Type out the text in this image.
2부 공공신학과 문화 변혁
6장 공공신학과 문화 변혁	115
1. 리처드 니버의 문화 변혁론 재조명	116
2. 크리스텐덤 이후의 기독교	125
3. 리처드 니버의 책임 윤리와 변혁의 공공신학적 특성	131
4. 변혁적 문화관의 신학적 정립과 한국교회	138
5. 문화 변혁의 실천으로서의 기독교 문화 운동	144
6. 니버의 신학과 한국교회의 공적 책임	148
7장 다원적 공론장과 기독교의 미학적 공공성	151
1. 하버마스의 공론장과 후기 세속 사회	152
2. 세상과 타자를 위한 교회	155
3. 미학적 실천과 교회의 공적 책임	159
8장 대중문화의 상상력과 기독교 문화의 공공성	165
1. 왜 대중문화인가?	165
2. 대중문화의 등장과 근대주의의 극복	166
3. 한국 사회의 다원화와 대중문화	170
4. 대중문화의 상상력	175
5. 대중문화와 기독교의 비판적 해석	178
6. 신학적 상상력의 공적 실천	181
◇ ◇ ◇ ◇ ◇ ◇ ◇
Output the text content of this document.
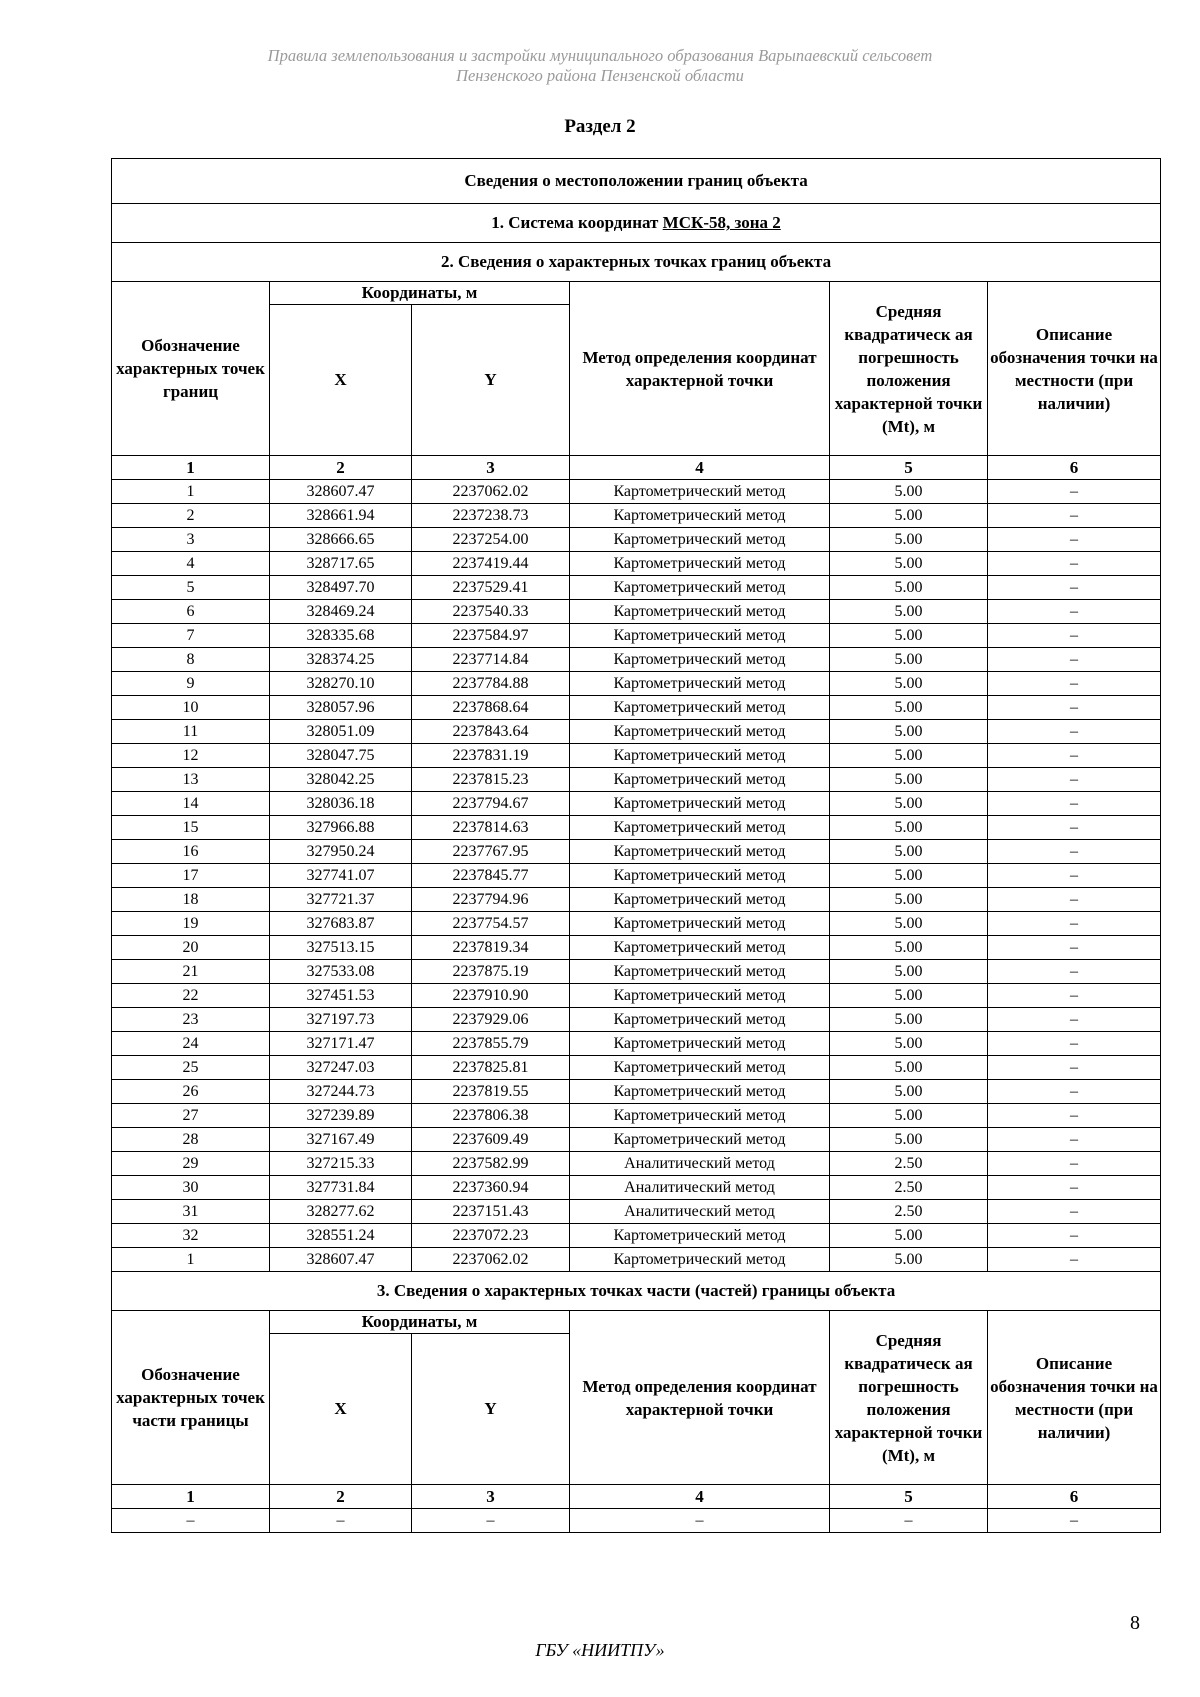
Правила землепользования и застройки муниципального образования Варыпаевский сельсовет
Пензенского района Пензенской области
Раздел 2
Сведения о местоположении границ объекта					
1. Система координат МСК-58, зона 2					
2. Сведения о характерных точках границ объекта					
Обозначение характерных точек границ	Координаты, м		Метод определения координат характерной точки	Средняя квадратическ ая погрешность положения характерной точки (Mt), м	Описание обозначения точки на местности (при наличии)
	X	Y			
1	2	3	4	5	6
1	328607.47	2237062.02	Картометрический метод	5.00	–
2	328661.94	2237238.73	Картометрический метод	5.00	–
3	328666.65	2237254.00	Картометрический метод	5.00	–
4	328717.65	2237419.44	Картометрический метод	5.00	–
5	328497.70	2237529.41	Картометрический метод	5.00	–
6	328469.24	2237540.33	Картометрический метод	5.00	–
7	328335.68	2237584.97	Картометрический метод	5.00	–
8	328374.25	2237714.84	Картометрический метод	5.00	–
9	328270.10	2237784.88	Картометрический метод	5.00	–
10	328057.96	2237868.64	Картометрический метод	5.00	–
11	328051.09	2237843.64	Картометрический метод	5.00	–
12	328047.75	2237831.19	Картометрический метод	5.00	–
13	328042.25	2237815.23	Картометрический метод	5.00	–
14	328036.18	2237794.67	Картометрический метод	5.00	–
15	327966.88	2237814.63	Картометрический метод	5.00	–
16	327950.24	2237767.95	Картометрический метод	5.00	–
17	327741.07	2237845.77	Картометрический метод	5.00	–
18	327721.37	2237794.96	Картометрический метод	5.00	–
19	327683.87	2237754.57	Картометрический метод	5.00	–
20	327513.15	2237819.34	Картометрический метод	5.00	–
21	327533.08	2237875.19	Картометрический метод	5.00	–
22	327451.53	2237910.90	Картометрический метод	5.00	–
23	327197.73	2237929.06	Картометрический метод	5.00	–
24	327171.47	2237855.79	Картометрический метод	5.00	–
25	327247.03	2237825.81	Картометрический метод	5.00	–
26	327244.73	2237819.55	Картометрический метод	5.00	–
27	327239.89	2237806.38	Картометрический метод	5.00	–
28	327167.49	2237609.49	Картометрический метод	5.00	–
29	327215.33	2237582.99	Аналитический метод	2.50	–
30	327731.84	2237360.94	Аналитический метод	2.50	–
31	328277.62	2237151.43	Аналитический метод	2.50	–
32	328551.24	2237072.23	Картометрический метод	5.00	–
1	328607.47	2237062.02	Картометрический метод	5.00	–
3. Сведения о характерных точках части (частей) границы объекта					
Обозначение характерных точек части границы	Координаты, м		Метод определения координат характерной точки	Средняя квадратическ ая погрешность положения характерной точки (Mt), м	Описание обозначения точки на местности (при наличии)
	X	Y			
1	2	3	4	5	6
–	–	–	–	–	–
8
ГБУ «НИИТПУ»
◇ ◇ ◇ ◇ ◇ ◇ ◇
* [SET EXERCISE] Report how many lines of the listing hold the string "части", giving only the number.

* [EXERCISE OUTPUT] 2